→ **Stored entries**
━━━
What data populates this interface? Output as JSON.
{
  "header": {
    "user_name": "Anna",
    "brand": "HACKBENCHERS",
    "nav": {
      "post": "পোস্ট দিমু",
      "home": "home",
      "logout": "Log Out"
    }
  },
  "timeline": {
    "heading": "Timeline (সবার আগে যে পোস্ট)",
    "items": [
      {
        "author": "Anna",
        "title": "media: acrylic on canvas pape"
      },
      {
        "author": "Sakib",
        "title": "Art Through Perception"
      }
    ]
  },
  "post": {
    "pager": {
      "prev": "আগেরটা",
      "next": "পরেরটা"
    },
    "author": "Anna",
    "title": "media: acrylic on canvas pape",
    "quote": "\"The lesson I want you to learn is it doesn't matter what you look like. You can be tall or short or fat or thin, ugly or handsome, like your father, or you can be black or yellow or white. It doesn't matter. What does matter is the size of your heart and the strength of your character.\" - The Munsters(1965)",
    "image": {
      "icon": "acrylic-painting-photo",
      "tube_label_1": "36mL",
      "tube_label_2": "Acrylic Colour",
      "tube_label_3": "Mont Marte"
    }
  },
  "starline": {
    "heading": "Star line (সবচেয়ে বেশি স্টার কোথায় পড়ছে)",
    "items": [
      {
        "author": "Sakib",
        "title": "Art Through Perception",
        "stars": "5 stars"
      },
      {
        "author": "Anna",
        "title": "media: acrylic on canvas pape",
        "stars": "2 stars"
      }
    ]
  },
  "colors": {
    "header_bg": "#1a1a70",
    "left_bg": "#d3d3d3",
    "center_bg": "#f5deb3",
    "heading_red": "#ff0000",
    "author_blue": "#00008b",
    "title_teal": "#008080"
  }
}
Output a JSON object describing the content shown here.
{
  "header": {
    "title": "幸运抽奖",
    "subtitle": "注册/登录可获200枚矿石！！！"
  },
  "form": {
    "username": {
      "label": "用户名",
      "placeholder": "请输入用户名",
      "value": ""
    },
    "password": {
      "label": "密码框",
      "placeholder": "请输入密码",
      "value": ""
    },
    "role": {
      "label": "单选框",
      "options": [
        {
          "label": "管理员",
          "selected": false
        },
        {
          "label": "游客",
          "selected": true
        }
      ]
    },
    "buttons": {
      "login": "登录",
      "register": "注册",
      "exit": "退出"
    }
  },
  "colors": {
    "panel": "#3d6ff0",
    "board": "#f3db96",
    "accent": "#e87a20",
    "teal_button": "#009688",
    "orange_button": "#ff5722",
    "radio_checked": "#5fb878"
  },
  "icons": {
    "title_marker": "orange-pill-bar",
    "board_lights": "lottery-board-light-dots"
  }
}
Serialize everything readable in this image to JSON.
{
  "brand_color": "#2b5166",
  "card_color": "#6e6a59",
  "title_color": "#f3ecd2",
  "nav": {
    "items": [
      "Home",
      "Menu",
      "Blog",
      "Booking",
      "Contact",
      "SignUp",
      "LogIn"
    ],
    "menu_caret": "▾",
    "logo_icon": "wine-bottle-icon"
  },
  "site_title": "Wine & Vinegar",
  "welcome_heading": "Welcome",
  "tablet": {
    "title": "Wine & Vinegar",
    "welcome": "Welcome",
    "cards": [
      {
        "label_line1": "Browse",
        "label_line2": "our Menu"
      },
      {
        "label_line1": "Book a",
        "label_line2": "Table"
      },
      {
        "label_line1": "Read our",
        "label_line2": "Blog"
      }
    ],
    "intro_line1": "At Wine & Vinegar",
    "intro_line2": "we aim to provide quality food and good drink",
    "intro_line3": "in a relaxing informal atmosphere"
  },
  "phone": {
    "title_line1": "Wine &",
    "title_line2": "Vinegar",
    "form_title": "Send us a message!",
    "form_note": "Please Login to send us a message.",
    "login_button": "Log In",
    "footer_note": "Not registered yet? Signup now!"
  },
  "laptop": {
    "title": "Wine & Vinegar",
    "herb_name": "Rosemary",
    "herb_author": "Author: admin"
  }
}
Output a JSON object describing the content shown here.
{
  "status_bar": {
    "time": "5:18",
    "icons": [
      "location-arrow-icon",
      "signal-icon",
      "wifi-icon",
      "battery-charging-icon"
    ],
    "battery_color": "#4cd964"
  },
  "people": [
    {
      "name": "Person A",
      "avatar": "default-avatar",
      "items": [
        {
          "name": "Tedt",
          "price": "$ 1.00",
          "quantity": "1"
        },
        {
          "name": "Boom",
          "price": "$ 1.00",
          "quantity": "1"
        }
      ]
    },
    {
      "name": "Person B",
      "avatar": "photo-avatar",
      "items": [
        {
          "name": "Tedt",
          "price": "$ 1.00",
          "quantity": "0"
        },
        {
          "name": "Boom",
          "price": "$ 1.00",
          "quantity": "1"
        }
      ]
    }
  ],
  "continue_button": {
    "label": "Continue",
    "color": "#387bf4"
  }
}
━━━
→ **Instructions for the task**
Search the listing for the word "media" and return each line that holds it.

→ **Exercise result**
        "title": "media: acrylic on canvas pape"
    "title": "media: acrylic on canvas pape",
        "title": "media: acrylic on canvas pape",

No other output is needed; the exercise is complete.